§ Exercise
Below are the records; collect from them each line containing the string "JSON".

§ Data
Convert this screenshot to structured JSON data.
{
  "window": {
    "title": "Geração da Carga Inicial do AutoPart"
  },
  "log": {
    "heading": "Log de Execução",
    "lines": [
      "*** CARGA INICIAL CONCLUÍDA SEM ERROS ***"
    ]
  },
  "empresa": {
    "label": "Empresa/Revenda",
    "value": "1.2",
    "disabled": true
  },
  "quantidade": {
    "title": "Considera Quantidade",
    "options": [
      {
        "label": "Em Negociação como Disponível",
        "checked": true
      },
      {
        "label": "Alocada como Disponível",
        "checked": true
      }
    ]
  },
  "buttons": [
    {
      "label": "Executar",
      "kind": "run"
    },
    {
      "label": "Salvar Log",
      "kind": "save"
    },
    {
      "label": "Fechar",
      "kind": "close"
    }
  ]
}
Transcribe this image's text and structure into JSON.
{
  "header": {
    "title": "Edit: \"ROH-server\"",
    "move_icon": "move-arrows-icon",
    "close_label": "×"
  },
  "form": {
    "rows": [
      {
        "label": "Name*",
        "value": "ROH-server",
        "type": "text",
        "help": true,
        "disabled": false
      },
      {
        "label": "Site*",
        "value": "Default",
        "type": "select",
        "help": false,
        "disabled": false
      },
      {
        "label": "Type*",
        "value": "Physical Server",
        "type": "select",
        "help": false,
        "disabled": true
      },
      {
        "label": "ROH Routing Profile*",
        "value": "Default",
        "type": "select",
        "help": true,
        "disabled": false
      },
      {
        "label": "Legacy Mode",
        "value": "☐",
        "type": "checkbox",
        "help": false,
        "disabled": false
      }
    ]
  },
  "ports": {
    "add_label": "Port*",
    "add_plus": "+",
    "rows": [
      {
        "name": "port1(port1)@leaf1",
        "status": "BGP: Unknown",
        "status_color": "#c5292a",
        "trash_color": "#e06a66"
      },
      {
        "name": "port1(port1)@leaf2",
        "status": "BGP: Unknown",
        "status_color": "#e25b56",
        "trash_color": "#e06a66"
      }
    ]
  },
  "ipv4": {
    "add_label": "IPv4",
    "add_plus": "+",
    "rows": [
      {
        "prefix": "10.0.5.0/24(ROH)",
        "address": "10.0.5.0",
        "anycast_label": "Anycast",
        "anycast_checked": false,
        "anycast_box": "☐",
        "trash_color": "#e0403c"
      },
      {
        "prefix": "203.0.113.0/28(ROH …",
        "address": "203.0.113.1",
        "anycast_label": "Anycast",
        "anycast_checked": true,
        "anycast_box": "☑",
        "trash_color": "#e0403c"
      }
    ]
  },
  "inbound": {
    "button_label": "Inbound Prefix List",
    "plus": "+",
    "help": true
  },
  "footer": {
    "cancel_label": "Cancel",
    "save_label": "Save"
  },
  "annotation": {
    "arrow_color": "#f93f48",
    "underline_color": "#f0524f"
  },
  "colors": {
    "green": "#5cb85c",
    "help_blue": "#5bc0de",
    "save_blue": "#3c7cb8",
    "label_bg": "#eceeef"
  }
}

§ Complete response
Convert this screenshot to structured JSON data.
Transcribe this image's text and structure into JSON.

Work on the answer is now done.